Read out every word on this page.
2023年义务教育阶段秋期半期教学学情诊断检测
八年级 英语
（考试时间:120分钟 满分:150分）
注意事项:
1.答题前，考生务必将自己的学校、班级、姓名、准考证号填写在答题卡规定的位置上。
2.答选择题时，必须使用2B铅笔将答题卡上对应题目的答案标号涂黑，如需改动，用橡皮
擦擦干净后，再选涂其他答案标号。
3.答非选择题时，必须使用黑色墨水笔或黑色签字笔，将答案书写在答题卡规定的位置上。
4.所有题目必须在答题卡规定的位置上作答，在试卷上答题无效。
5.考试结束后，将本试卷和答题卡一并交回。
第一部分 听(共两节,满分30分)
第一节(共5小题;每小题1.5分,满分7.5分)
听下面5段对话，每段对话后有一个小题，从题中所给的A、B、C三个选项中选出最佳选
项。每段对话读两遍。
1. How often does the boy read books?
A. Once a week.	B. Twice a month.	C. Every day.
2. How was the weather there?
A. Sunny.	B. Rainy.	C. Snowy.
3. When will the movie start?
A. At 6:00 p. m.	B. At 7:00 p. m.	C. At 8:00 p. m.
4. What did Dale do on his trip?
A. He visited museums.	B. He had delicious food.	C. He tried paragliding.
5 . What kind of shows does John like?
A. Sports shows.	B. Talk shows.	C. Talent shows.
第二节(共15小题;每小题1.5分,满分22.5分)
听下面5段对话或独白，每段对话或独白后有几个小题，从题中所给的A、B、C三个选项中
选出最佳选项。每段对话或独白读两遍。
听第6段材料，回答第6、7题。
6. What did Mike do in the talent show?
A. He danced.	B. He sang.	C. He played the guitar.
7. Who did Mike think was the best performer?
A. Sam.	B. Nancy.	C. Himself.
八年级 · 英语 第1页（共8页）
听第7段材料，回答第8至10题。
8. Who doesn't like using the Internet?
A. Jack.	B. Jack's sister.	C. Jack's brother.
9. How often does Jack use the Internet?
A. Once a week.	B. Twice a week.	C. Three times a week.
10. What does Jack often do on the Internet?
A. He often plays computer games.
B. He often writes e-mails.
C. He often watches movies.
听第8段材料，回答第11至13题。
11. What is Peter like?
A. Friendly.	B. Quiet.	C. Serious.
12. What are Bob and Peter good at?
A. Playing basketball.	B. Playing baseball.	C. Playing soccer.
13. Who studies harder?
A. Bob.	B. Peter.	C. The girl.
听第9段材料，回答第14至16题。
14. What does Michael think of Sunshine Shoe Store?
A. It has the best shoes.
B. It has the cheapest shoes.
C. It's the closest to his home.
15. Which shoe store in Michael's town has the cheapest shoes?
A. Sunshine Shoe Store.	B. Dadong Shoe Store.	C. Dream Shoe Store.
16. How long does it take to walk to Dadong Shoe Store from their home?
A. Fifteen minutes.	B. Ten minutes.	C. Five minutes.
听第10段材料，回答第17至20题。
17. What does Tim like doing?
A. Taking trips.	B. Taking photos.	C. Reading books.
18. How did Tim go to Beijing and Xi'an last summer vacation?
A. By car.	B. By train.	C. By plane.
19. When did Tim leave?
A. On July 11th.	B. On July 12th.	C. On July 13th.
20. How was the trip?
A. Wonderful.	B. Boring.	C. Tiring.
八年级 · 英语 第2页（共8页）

....

▶ **BRIEF**
Report how many lines of the records above contain the word "think", giving only the number.

▶ **RESPONSE**
2